[Records contained in a dataset]
+---+

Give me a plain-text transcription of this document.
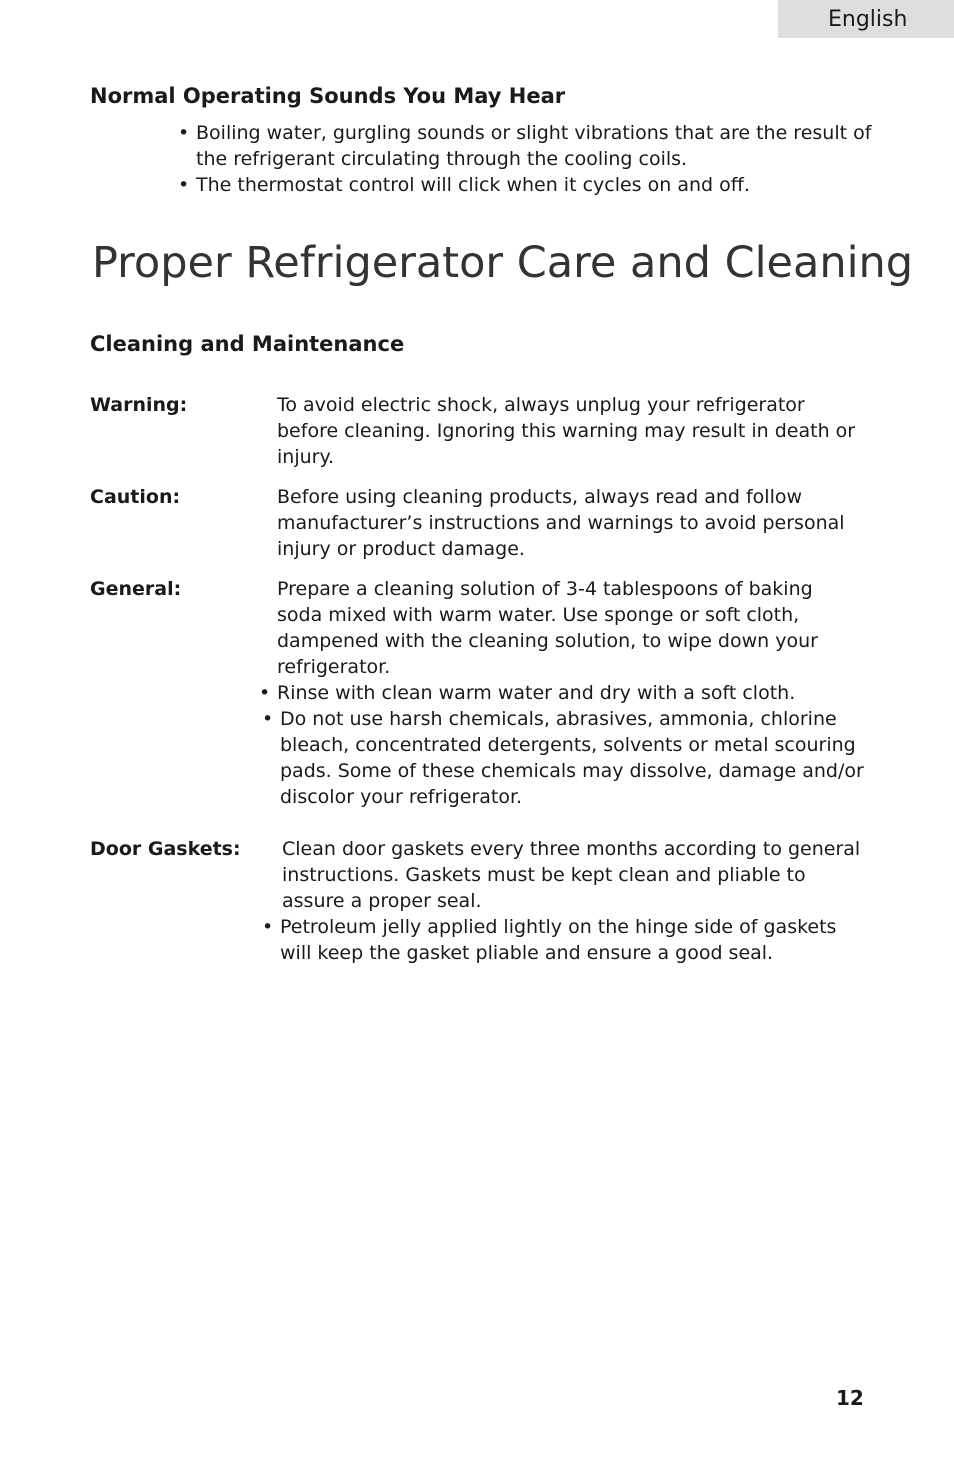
English
Normal Operating Sounds You May Hear
• Boiling water, gurgling sounds or slight vibrations that are the result of the refrigerant circulating through the cooling coils.
• The thermostat control will click when it cycles on and off.
Proper Refrigerator Care and Cleaning
Cleaning and Maintenance
Warning:	To avoid electric shock, always unplug your refrigerator before cleaning. Ignoring this warning may result in death or injury.

Caution:	Before using cleaning products, always read and follow manufacturer’s instructions and warnings to avoid personal injury or product damage.

General:	Prepare a cleaning solution of 3-4 tablespoons of baking soda mixed with warm water. Use sponge or soft cloth, dampened with the cleaning solution, to wipe down your refrigerator.

• Rinse with clean warm water and dry with a soft cloth.
• Do not use harsh chemicals, abrasives, ammonia, chlorine bleach, concentrated detergents, solvents or metal scouring pads. Some of these chemicals may dissolve, damage and/or discolor your refrigerator.
Door Gaskets: Clean door gaskets every three months according to general instructions. Gaskets must be kept clean and pliable to assure a proper seal.

• Petroleum jelly applied lightly on the hinge side of gaskets will keep the gasket pliable and ensure a good seal.
12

+---+

**STATED GOAL**
Quote the records in their entirety, keeping the wording exact and excluding pictures.

**EXPECTED OUTPUT**
Give me a plain-text transcription of this document.
English
Normal Operating Sounds You May Hear
• Boiling water, gurgling sounds or slight vibrations that are the result of the refrigerant circulating through the cooling coils.
• The thermostat control will click when it cycles on and off.
Proper Refrigerator Care and Cleaning
Cleaning and Maintenance
Warning:	To avoid electric shock, always unplug your refrigerator before cleaning. Ignoring this warning may result in death or injury.

Caution:	Before using cleaning products, always read and follow manufacturer’s instructions and warnings to avoid personal injury or product damage.

General:	Prepare a cleaning solution of 3-4 tablespoons of baking soda mixed with warm water. Use sponge or soft cloth, dampened with the cleaning solution, to wipe down your refrigerator.

• Rinse with clean warm water and dry with a soft cloth.
• Do not use harsh chemicals, abrasives, ammonia, chlorine bleach, concentrated detergents, solvents or metal scouring pads. Some of these chemicals may dissolve, damage and/or discolor your refrigerator.
Door Gaskets: Clean door gaskets every three months according to general instructions. Gaskets must be kept clean and pliable to assure a proper seal.

• Petroleum jelly applied lightly on the hinge side of gaskets will keep the gasket pliable and ensure a good seal.
12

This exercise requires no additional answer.